DIRECTION ->
Search the material below for the word "Median" and copy every line in which it occurs.

INPUT ROWS ->
** Begin **

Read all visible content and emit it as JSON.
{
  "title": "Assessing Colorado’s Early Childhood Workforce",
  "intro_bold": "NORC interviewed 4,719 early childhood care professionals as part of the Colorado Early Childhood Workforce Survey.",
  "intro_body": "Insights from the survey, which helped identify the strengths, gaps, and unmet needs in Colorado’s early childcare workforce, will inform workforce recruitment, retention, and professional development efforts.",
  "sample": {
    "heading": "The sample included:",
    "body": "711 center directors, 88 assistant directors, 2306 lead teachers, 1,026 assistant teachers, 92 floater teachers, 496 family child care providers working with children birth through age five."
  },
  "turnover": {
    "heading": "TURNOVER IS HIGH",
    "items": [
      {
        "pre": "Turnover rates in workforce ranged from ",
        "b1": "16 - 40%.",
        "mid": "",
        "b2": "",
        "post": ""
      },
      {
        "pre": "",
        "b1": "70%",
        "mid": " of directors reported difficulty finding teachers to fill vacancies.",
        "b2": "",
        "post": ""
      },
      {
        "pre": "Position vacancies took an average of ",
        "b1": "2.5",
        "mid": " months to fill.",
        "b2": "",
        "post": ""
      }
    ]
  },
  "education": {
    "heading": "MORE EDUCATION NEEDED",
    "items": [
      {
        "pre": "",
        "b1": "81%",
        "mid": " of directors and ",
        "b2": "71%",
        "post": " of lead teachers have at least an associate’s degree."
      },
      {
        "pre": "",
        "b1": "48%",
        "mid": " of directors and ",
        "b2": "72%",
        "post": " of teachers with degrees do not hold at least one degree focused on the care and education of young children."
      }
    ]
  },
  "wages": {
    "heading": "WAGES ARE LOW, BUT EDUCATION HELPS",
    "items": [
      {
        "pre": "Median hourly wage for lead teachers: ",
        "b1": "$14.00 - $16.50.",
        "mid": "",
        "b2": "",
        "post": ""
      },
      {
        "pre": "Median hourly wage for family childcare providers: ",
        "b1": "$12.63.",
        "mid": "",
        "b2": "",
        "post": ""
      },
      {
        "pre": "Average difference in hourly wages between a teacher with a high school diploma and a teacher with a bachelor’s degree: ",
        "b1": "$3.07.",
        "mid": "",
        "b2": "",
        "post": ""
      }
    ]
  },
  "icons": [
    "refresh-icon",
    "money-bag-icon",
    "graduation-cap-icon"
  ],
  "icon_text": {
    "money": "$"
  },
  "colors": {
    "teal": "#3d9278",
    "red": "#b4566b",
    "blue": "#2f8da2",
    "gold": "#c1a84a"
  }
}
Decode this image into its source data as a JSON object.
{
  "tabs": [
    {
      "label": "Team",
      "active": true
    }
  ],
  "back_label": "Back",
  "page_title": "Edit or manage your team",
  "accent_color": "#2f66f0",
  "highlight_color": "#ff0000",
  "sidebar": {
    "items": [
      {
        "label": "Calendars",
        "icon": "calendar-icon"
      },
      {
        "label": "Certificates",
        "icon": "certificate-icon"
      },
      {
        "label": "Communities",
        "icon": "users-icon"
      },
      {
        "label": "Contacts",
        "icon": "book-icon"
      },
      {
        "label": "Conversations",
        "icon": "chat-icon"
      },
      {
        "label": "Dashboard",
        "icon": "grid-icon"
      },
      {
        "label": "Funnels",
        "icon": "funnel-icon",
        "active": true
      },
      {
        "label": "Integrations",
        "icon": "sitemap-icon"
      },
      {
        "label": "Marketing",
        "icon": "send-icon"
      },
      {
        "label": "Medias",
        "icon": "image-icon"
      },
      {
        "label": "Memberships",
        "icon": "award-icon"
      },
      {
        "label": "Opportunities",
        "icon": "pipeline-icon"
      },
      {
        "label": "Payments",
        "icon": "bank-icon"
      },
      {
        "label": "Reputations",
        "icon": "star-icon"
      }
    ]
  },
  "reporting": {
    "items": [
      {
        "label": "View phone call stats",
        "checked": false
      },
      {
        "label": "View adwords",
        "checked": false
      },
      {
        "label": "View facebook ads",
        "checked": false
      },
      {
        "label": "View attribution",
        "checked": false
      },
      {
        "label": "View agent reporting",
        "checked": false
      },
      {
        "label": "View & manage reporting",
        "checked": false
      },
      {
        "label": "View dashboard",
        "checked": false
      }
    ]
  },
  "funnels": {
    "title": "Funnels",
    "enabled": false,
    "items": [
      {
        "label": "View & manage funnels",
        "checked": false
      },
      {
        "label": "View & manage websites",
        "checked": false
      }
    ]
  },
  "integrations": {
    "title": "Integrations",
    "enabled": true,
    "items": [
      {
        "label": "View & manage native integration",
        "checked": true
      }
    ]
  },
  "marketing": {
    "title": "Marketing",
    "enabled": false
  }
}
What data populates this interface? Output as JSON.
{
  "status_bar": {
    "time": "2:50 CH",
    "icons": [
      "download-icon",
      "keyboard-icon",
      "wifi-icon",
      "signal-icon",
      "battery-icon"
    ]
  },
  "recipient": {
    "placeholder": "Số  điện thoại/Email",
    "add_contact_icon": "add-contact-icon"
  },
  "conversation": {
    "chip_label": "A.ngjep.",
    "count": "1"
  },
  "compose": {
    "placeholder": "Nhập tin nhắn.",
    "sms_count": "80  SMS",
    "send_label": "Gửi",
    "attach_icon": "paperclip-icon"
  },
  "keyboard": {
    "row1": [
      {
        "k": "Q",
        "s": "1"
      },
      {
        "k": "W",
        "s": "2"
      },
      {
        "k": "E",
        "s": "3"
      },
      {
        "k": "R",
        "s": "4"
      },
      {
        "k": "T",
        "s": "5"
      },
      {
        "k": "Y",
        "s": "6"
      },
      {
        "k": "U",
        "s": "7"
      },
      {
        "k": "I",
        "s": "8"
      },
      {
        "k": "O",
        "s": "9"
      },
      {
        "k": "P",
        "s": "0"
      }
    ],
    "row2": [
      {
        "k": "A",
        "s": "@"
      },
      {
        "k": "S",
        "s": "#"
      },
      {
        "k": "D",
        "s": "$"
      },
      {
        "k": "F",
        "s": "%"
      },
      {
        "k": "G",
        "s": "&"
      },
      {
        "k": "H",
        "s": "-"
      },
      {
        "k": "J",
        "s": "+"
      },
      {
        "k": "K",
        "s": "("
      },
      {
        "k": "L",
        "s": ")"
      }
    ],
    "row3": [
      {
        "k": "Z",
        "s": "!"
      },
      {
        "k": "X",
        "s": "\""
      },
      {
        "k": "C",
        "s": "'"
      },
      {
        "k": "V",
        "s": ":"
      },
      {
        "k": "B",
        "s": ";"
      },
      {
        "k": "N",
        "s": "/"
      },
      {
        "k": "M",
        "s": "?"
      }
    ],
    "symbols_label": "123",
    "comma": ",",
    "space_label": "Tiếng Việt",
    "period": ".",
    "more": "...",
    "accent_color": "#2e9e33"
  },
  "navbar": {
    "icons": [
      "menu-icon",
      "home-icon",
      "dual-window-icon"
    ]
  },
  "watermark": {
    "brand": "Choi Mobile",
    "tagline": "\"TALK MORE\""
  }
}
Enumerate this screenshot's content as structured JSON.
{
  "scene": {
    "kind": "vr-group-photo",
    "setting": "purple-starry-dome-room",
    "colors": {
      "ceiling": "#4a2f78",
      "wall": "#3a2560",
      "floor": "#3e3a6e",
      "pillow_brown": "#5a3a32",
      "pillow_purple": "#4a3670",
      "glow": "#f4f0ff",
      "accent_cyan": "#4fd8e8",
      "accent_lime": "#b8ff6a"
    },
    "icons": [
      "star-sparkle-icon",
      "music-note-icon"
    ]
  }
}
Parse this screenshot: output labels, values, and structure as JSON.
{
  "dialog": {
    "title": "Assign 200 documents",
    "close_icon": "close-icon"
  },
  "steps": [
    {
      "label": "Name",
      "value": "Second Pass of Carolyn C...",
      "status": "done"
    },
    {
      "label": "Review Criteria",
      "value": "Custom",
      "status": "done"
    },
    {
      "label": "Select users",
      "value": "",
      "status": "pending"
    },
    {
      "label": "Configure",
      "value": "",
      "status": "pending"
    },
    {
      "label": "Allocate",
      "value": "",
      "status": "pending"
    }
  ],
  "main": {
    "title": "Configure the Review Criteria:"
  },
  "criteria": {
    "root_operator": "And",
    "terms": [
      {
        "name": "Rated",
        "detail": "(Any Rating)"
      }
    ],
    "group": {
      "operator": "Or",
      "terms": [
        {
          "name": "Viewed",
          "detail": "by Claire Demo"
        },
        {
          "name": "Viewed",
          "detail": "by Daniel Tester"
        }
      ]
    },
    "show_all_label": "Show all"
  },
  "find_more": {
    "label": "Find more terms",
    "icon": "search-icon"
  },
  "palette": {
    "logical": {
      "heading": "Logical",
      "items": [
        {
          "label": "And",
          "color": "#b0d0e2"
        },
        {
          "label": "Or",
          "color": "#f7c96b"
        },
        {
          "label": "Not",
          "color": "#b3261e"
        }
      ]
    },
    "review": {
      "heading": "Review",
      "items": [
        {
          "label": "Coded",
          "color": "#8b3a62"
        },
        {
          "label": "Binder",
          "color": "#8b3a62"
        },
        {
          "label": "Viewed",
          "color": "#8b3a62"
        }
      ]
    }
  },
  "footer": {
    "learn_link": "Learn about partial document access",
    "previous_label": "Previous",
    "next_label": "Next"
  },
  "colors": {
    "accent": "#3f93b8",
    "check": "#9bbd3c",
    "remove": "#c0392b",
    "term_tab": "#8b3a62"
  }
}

** End **

TASK ANSWER ->
        "pre": "Median hourly wage for lead teachers: ",
        "pre": "Median hourly wage for family childcare providers: ",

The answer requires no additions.